══ WORKING DATA ══

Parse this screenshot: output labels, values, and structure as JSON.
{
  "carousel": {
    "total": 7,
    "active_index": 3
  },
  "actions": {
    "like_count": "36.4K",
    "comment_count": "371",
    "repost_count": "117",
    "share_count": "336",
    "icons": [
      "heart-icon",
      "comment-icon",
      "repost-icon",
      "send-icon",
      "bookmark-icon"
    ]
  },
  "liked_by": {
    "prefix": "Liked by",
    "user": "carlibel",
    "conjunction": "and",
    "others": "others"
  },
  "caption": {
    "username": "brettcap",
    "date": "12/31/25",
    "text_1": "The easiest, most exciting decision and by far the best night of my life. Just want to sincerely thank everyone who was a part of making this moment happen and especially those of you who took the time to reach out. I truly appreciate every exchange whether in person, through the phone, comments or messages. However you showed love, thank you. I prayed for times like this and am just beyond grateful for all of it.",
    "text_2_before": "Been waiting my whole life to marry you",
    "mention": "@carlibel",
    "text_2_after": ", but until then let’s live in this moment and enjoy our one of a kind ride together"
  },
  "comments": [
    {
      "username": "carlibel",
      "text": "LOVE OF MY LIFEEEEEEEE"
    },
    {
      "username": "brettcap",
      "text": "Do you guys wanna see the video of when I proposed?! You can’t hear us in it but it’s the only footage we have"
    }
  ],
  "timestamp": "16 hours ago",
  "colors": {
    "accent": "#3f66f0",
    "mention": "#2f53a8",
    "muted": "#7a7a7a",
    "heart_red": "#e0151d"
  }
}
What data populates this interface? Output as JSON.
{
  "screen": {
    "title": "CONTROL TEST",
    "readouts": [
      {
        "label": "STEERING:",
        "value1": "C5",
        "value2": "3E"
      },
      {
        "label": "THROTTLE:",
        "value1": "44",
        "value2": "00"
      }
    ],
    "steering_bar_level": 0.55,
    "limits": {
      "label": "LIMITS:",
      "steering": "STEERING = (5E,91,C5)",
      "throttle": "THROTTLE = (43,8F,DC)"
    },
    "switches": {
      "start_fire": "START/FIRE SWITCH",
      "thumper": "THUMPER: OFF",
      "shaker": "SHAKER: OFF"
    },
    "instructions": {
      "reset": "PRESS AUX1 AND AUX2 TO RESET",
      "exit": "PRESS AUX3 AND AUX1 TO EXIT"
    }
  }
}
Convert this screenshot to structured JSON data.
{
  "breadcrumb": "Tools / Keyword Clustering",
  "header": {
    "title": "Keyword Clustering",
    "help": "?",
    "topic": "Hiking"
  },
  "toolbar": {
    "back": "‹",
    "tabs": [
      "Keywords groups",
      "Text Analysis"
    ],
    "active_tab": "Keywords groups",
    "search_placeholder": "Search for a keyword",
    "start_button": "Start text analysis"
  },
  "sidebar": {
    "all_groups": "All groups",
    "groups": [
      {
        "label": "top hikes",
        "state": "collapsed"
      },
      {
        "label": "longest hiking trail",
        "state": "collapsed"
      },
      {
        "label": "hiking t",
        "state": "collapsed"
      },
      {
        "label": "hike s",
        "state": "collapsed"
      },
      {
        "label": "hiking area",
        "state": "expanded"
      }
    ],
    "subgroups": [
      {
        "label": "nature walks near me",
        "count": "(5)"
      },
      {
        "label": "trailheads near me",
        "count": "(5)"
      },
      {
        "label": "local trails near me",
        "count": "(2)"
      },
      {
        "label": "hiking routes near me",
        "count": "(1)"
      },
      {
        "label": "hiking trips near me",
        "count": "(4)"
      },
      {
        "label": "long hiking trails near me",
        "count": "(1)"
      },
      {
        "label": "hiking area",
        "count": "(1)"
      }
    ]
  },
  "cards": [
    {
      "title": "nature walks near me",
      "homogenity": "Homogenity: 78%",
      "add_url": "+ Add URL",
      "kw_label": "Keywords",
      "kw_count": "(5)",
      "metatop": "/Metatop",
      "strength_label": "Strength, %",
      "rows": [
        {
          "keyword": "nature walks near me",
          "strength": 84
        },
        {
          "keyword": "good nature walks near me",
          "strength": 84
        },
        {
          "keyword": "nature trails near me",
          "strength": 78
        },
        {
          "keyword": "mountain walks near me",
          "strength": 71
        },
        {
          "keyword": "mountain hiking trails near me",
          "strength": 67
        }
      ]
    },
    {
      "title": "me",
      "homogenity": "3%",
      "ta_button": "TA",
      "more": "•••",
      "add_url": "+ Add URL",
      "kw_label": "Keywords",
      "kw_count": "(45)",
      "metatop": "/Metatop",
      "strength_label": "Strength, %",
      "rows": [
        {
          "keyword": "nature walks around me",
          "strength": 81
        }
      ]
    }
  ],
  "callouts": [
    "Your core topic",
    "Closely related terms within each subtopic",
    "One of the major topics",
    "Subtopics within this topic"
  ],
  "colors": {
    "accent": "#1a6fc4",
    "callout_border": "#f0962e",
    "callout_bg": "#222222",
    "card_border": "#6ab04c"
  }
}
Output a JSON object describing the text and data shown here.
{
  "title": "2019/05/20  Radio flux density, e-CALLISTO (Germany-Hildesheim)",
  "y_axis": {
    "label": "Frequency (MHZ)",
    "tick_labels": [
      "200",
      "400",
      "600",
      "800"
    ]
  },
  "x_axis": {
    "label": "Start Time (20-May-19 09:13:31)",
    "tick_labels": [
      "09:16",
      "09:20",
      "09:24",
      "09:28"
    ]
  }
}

═══

TASK BRIEF: Identify the lines of the data that contain the word "THROTTLE". Copy each of them.

CORRECT ANSWER:
        "label": "THROTTLE:",
      "throttle": "THROTTLE = (43,8F,DC)"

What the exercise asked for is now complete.